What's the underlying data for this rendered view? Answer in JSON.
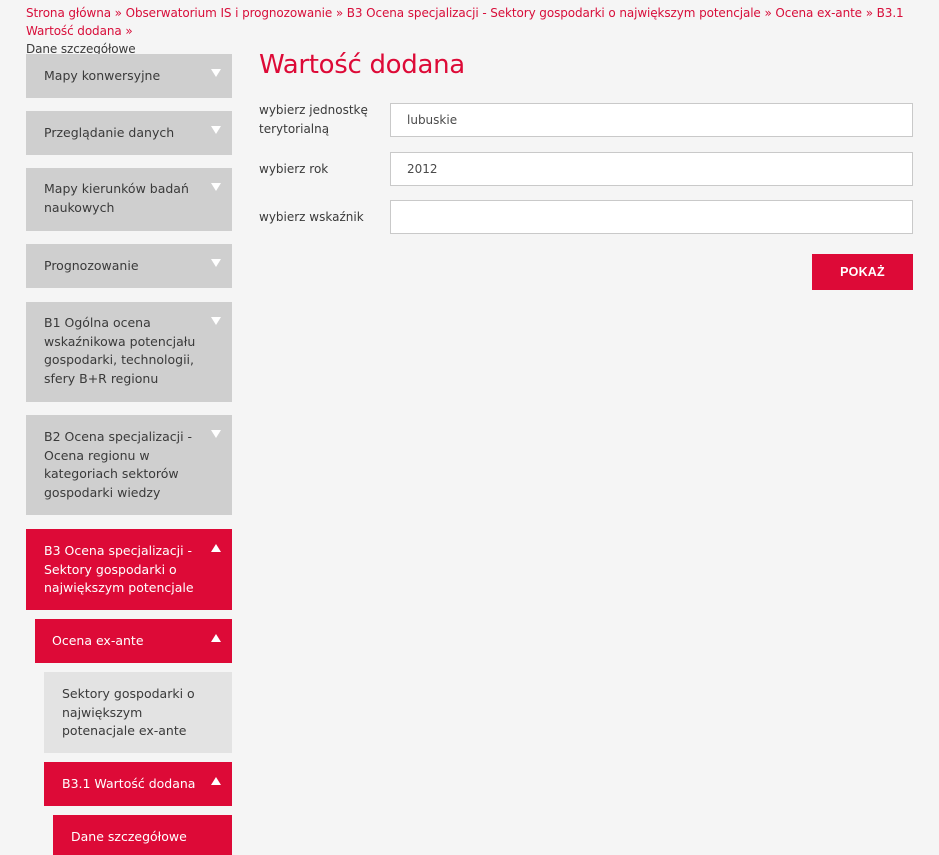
{
  "breadcrumb": {
    "items": [
      "Strona główna",
      "Obserwatorium IS i prognozowanie",
      "B3 Ocena specjalizacji - Sektory gospodarki o największym potencjale",
      "Ocena ex-ante",
      "B3.1 Wartość dodana"
    ],
    "separator": "»",
    "current": "Dane szczegółowe"
  },
  "sidebar": {
    "items": [
      {
        "label": "Mapy konwersyjne",
        "state": "collapsed"
      },
      {
        "label": "Przeglądanie danych",
        "state": "collapsed"
      },
      {
        "label": "Mapy kierunków badań naukowych",
        "state": "collapsed"
      },
      {
        "label": "Prognozowanie",
        "state": "collapsed"
      },
      {
        "label": "B1 Ogólna ocena wskaźnikowa potencjału gospodarki, technologii, sfery B+R regionu",
        "state": "collapsed"
      },
      {
        "label": "B2 Ocena specjalizacji - Ocena regionu w kategoriach sektorów gospodarki wiedzy",
        "state": "collapsed"
      },
      {
        "label": "B3 Ocena specjalizacji - Sektory gospodarki o największym potencjale",
        "state": "expanded"
      }
    ],
    "sub": {
      "ocena": {
        "label": "Ocena ex-ante",
        "state": "expanded"
      },
      "sektory": {
        "label": "Sektory gospodarki o największym potenacjale ex-ante"
      },
      "b31": {
        "label": "B3.1 Wartość dodana",
        "state": "expanded"
      },
      "dane": {
        "label": "Dane szczegółowe"
      }
    }
  },
  "main": {
    "title": "Wartość dodana",
    "fields": [
      {
        "label": "wybierz jednostkę terytorialną",
        "value": "lubuskie"
      },
      {
        "label": "wybierz rok",
        "value": "2012"
      },
      {
        "label": "wybierz wskaźnik",
        "value": ""
      }
    ],
    "submit_label": "POKAŻ"
  },
  "colors": {
    "accent": "#dd0a37",
    "nav_gray": "#cfcfcf",
    "nav_light": "#e3e3e3",
    "background": "#f5f5f5"
  }
}
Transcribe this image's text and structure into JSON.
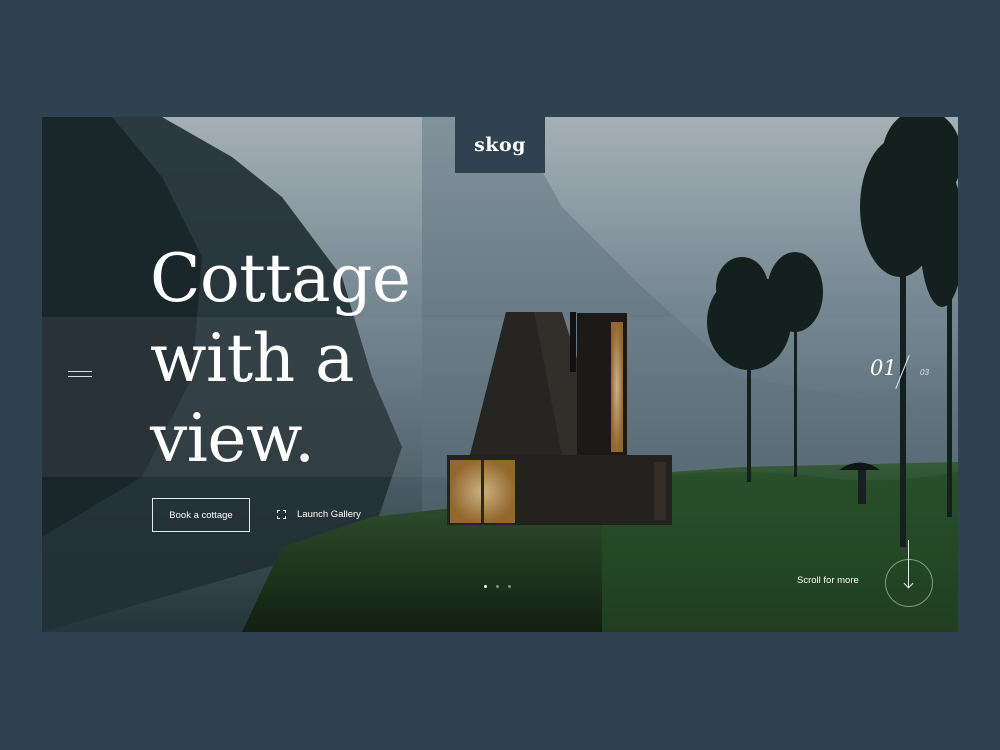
{
  "brand": {
    "logo_text": "skog",
    "page_background": "#2f4250"
  },
  "hero": {
    "headline_lines": [
      "Cottage",
      "with a",
      "view."
    ],
    "primary_button": "Book a cottage",
    "secondary_link": "Launch Gallery",
    "secondary_icon": "expand-icon",
    "menu_icon": "hamburger-icon"
  },
  "slider": {
    "current": "01",
    "total": "03",
    "dots": [
      {
        "active": true
      },
      {
        "active": false
      },
      {
        "active": false
      }
    ]
  },
  "scroll": {
    "label": "Scroll for more",
    "icon": "arrow-down-icon"
  }
}
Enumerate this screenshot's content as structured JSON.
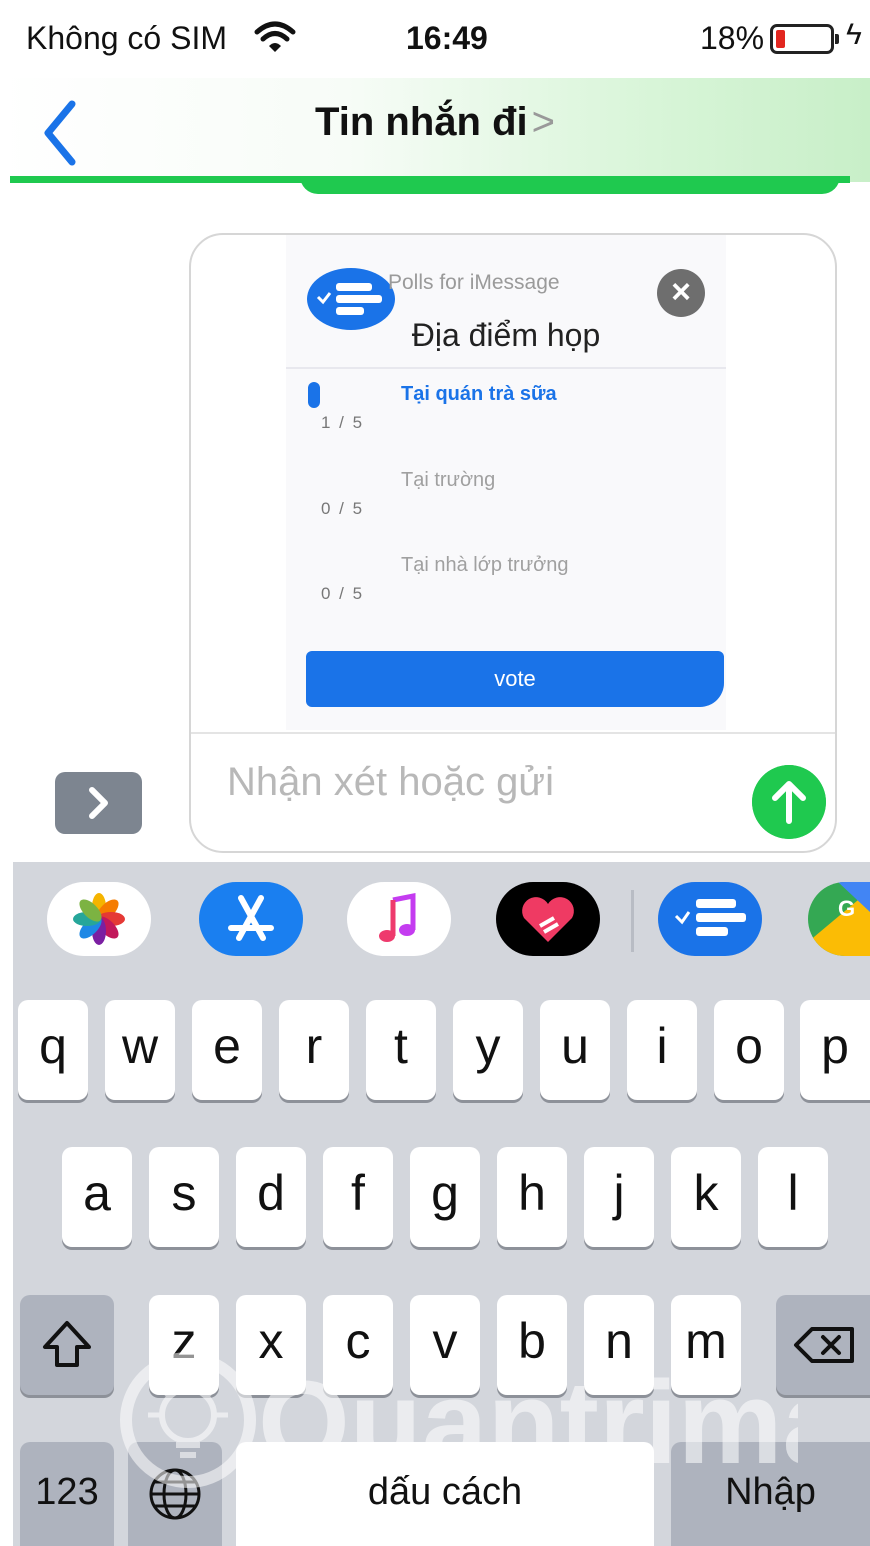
{
  "status_bar": {
    "carrier": "Không có SIM",
    "time": "16:49",
    "battery_percent": "18%",
    "battery_level": 0.18
  },
  "nav": {
    "title": "Tin nhắn đi",
    "title_chevron": ">"
  },
  "poll": {
    "app_name": "Polls for iMessage",
    "question": "Địa điểm họp",
    "options": [
      {
        "label": "Tại quán trà sữa",
        "count": "1 / 5",
        "selected": true
      },
      {
        "label": "Tại trường",
        "count": "0 / 5",
        "selected": false
      },
      {
        "label": "Tại nhà lớp trưởng",
        "count": "0 / 5",
        "selected": false
      }
    ],
    "vote_label": "vote"
  },
  "compose": {
    "placeholder": "Nhận xét hoặc gửi"
  },
  "app_strip": [
    "photos-icon",
    "app-store-icon",
    "music-icon",
    "heart-sticker-icon",
    "polls-icon",
    "google-maps-icon"
  ],
  "keyboard": {
    "row1": [
      "q",
      "w",
      "e",
      "r",
      "t",
      "y",
      "u",
      "i",
      "o",
      "p"
    ],
    "row2": [
      "a",
      "s",
      "d",
      "f",
      "g",
      "h",
      "j",
      "k",
      "l"
    ],
    "row3": [
      "z",
      "x",
      "c",
      "v",
      "b",
      "n",
      "m"
    ],
    "numbers_key": "123",
    "space_key": "dấu cách",
    "return_key": "Nhập"
  },
  "watermark": "Quantrimang",
  "colors": {
    "accent_blue": "#1a73e8",
    "imessage_green": "#1fc94f",
    "keyboard_bg": "#d3d6dc"
  }
}
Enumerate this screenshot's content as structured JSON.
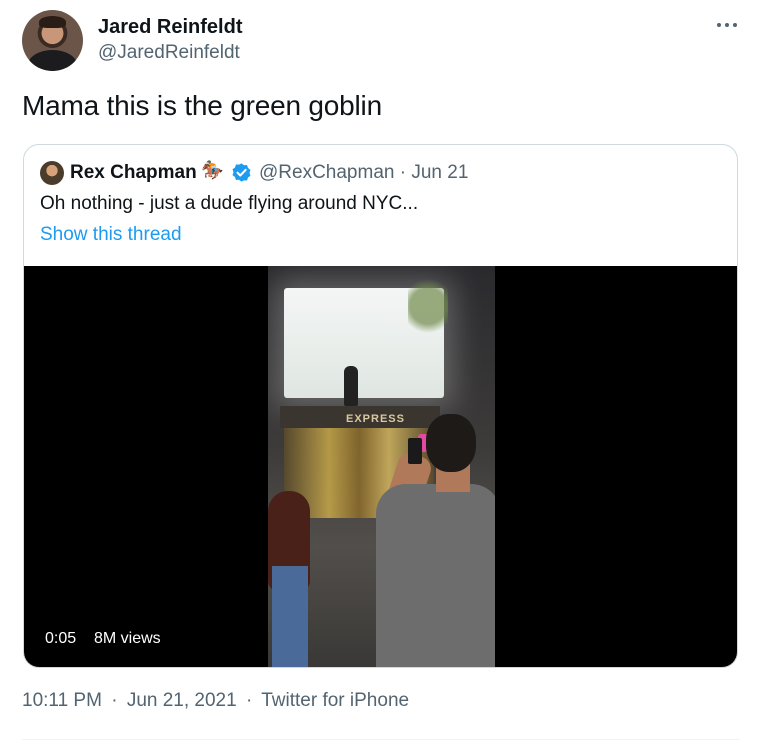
{
  "author": {
    "name": "Jared Reinfeldt",
    "handle": "@JaredReinfeldt"
  },
  "tweet_text": "Mama this is the green goblin",
  "quoted": {
    "name": "Rex Chapman",
    "emoji": "🏇🏼",
    "handle_date": "@RexChapman · Jun 21",
    "text": "Oh nothing - just a dude flying around NYC...",
    "show_thread": "Show this thread",
    "video": {
      "store_sign": "EXPRESS",
      "time": "0:05",
      "views": "8M views"
    }
  },
  "meta": {
    "time": "10:11 PM",
    "sep": "·",
    "date": "Jun 21, 2021",
    "source": "Twitter for iPhone"
  },
  "colors": {
    "accent": "#1d9bf0",
    "secondary_text": "#536471",
    "border": "#cfd9de"
  },
  "icons": [
    "more-icon",
    "verified-badge-icon"
  ]
}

* What you have to do *
Transcribe the complete set of entries verbatim. No pictures belong in the copy.

* Worked answer *
What's the underlying data for this rendered view? Answer in JSON.
{
  "breadcrumb": {
    "items": [
      "Strona główna",
      "Obserwatorium IS i prognozowanie",
      "B3 Ocena specjalizacji - Sektory gospodarki o największym potencjale",
      "Ocena ex-ante",
      "B3.1 Wartość dodana"
    ],
    "separator": "»",
    "current": "Dane szczegółowe"
  },
  "sidebar": {
    "items": [
      {
        "label": "Mapy konwersyjne",
        "state": "collapsed"
      },
      {
        "label": "Przeglądanie danych",
        "state": "collapsed"
      },
      {
        "label": "Mapy kierunków badań naukowych",
        "state": "collapsed"
      },
      {
        "label": "Prognozowanie",
        "state": "collapsed"
      },
      {
        "label": "B1 Ogólna ocena wskaźnikowa potencjału gospodarki, technologii, sfery B+R regionu",
        "state": "collapsed"
      },
      {
        "label": "B2 Ocena specjalizacji - Ocena regionu w kategoriach sektorów gospodarki wiedzy",
        "state": "collapsed"
      },
      {
        "label": "B3 Ocena specjalizacji - Sektory gospodarki o największym potencjale",
        "state": "expanded"
      }
    ],
    "sub": {
      "ocena": {
        "label": "Ocena ex-ante",
        "state": "expanded"
      },
      "sektory": {
        "label": "Sektory gospodarki o największym potenacjale ex-ante"
      },
      "b31": {
        "label": "B3.1 Wartość dodana",
        "state": "expanded"
      },
      "dane": {
        "label": "Dane szczegółowe"
      }
    }
  },
  "main": {
    "title": "Wartość dodana",
    "fields": [
      {
        "label": "wybierz jednostkę terytorialną",
        "value": "lubuskie"
      },
      {
        "label": "wybierz rok",
        "value": "2012"
      },
      {
        "label": "wybierz wskaźnik",
        "value": ""
      }
    ],
    "submit_label": "POKAŻ"
  },
  "colors": {
    "accent": "#dd0a37",
    "nav_gray": "#cfcfcf",
    "nav_light": "#e3e3e3",
    "background": "#f5f5f5"
  }
}
Transcribe this image's text and structure into JSON.
{
  "brand": {
    "logo_text": "skog",
    "page_background": "#2f4250"
  },
  "hero": {
    "headline_lines": [
      "Cottage",
      "with a",
      "view."
    ],
    "primary_button": "Book a cottage",
    "secondary_link": "Launch Gallery",
    "secondary_icon": "expand-icon",
    "menu_icon": "hamburger-icon"
  },
  "slider": {
    "current": "01",
    "total": "03",
    "dots": [
      {
        "active": true
      },
      {
        "active": false
      },
      {
        "active": false
      }
    ]
  },
  "scroll": {
    "label": "Scroll for more",
    "icon": "arrow-down-icon"
  }
}
Enumerate this screenshot's content as structured JSON.
{
  "status_bar": {
    "carrier": "Không có SIM",
    "time": "16:49",
    "battery_percent": "18%",
    "battery_level": 0.18
  },
  "nav": {
    "title": "Tin nhắn đi",
    "title_chevron": ">"
  },
  "poll": {
    "app_name": "Polls for iMessage",
    "question": "Địa điểm họp",
    "options": [
      {
        "label": "Tại quán trà sữa",
        "count": "1 / 5",
        "selected": true
      },
      {
        "label": "Tại trường",
        "count": "0 / 5",
        "selected": false
      },
      {
        "label": "Tại nhà lớp trưởng",
        "count": "0 / 5",
        "selected": false
      }
    ],
    "vote_label": "vote"
  },
  "compose": {
    "placeholder": "Nhận xét hoặc gửi"
  },
  "app_strip": [
    "photos-icon",
    "app-store-icon",
    "music-icon",
    "heart-sticker-icon",
    "polls-icon",
    "google-maps-icon"
  ],
  "keyboard": {
    "row1": [
      "q",
      "w",
      "e",
      "r",
      "t",
      "y",
      "u",
      "i",
      "o",
      "p"
    ],
    "row2": [
      "a",
      "s",
      "d",
      "f",
      "g",
      "h",
      "j",
      "k",
      "l"
    ],
    "row3": [
      "z",
      "x",
      "c",
      "v",
      "b",
      "n",
      "m"
    ],
    "numbers_key": "123",
    "space_key": "dấu cách",
    "return_key": "Nhập"
  },
  "watermark": "Quantrimang",
  "colors": {
    "accent_blue": "#1a73e8",
    "imessage_green": "#1fc94f",
    "keyboard_bg": "#d3d6dc"
  }
}
Enumerate this screenshot's content as structured JSON.
{
  "author": {
    "name": "Jared Reinfeldt",
    "handle": "@JaredReinfeldt"
  },
  "tweet_text": "Mama this is the green goblin",
  "quoted": {
    "name": "Rex Chapman",
    "emoji": "🏇🏼",
    "handle_date": "@RexChapman · Jun 21",
    "text": "Oh nothing - just a dude flying around NYC...",
    "show_thread": "Show this thread",
    "video": {
      "store_sign": "EXPRESS",
      "time": "0:05",
      "views": "8M views"
    }
  },
  "meta": {
    "time": "10:11 PM",
    "sep": "·",
    "date": "Jun 21, 2021",
    "source": "Twitter for iPhone"
  },
  "colors": {
    "accent": "#1d9bf0",
    "secondary_text": "#536471",
    "border": "#cfd9de"
  },
  "icons": [
    "more-icon",
    "verified-badge-icon"
  ]
}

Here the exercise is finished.